▸ Directions for this task: Copy the following listing line for line, keeping every character unchanged.

▸ Information supplied:
--- BEGIN ---

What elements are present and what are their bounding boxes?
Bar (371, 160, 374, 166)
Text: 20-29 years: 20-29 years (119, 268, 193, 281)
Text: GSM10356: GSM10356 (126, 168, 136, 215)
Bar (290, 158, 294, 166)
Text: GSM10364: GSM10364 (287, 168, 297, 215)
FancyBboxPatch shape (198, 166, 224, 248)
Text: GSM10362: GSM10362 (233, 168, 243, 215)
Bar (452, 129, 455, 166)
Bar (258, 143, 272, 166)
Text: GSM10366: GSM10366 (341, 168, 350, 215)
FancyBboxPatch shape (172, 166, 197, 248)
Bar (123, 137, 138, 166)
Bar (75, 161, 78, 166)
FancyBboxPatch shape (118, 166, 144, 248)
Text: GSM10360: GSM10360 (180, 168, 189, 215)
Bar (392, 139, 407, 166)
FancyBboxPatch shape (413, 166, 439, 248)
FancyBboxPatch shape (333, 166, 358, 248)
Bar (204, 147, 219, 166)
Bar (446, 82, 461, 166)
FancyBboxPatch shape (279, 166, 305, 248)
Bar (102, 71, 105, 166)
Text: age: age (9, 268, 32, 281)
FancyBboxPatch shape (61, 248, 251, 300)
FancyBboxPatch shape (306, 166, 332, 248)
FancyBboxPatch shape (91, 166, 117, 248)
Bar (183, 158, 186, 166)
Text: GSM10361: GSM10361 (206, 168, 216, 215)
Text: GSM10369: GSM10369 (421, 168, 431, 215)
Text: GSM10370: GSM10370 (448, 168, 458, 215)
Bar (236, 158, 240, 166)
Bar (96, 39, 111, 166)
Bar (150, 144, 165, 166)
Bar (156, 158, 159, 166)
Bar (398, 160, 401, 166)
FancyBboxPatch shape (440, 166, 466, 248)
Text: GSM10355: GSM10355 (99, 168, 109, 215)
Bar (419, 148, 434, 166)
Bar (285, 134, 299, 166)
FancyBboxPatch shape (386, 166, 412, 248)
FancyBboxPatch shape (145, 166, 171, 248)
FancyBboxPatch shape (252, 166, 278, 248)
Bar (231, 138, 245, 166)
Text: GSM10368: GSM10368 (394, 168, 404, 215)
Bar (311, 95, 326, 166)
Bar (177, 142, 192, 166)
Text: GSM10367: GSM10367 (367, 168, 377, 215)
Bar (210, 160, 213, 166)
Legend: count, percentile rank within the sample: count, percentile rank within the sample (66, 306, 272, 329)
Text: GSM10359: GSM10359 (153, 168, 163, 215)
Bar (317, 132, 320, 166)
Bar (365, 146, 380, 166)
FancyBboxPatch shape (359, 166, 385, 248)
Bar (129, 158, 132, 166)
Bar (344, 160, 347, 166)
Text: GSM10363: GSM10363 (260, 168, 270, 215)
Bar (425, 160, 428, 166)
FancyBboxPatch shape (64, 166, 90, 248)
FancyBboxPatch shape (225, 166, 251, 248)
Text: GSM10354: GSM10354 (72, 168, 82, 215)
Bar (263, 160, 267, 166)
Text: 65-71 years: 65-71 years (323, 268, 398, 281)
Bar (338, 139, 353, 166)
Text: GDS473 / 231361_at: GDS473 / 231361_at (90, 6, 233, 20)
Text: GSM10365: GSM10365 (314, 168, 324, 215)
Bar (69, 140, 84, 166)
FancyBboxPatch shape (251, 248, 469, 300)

--- END ---

▸ Reply to the exercise:
What elements are present and what are their bounding boxes?
Bar (371, 160, 374, 166)
Text: 20-29 years: 20-29 years (119, 268, 193, 281)
Text: GSM10356: GSM10356 (126, 168, 136, 215)
Bar (290, 158, 294, 166)
Text: GSM10364: GSM10364 (287, 168, 297, 215)
FancyBboxPatch shape (198, 166, 224, 248)
Text: GSM10362: GSM10362 (233, 168, 243, 215)
Bar (452, 129, 455, 166)
Bar (258, 143, 272, 166)
Text: GSM10366: GSM10366 (341, 168, 350, 215)
FancyBboxPatch shape (172, 166, 197, 248)
Bar (123, 137, 138, 166)
Bar (75, 161, 78, 166)
FancyBboxPatch shape (118, 166, 144, 248)
Text: GSM10360: GSM10360 (180, 168, 189, 215)
Bar (392, 139, 407, 166)
FancyBboxPatch shape (413, 166, 439, 248)
FancyBboxPatch shape (333, 166, 358, 248)
Bar (204, 147, 219, 166)
Bar (446, 82, 461, 166)
FancyBboxPatch shape (279, 166, 305, 248)
Bar (102, 71, 105, 166)
Text: age: age (9, 268, 32, 281)
FancyBboxPatch shape (61, 248, 251, 300)
FancyBboxPatch shape (306, 166, 332, 248)
FancyBboxPatch shape (91, 166, 117, 248)
Bar (183, 158, 186, 166)
Text: GSM10361: GSM10361 (206, 168, 216, 215)
Text: GSM10369: GSM10369 (421, 168, 431, 215)
Text: GSM10370: GSM10370 (448, 168, 458, 215)
Bar (236, 158, 240, 166)
Bar (96, 39, 111, 166)
Bar (150, 144, 165, 166)
Bar (156, 158, 159, 166)
Bar (398, 160, 401, 166)
FancyBboxPatch shape (440, 166, 466, 248)
Text: GSM10355: GSM10355 (99, 168, 109, 215)
Bar (419, 148, 434, 166)
Bar (285, 134, 299, 166)
FancyBboxPatch shape (386, 166, 412, 248)
FancyBboxPatch shape (145, 166, 171, 248)
FancyBboxPatch shape (252, 166, 278, 248)
Bar (231, 138, 245, 166)
Text: GSM10368: GSM10368 (394, 168, 404, 215)
Bar (311, 95, 326, 166)
Bar (177, 142, 192, 166)
Text: GSM10367: GSM10367 (367, 168, 377, 215)
Bar (210, 160, 213, 166)
Legend: count, percentile rank within the sample: count, percentile rank within the sample (66, 306, 272, 329)
Text: GSM10359: GSM10359 (153, 168, 163, 215)
Bar (317, 132, 320, 166)
Bar (365, 146, 380, 166)
FancyBboxPatch shape (359, 166, 385, 248)
Bar (129, 158, 132, 166)
Bar (344, 160, 347, 166)
Text: GSM10363: GSM10363 (260, 168, 270, 215)
Bar (425, 160, 428, 166)
FancyBboxPatch shape (64, 166, 90, 248)
FancyBboxPatch shape (225, 166, 251, 248)
Text: GSM10354: GSM10354 (72, 168, 82, 215)
Bar (263, 160, 267, 166)
Text: 65-71 years: 65-71 years (323, 268, 398, 281)
Bar (338, 139, 353, 166)
Text: GDS473 / 231361_at: GDS473 / 231361_at (90, 6, 233, 20)
Text: GSM10365: GSM10365 (314, 168, 324, 215)
Bar (69, 140, 84, 166)
FancyBboxPatch shape (251, 248, 469, 300)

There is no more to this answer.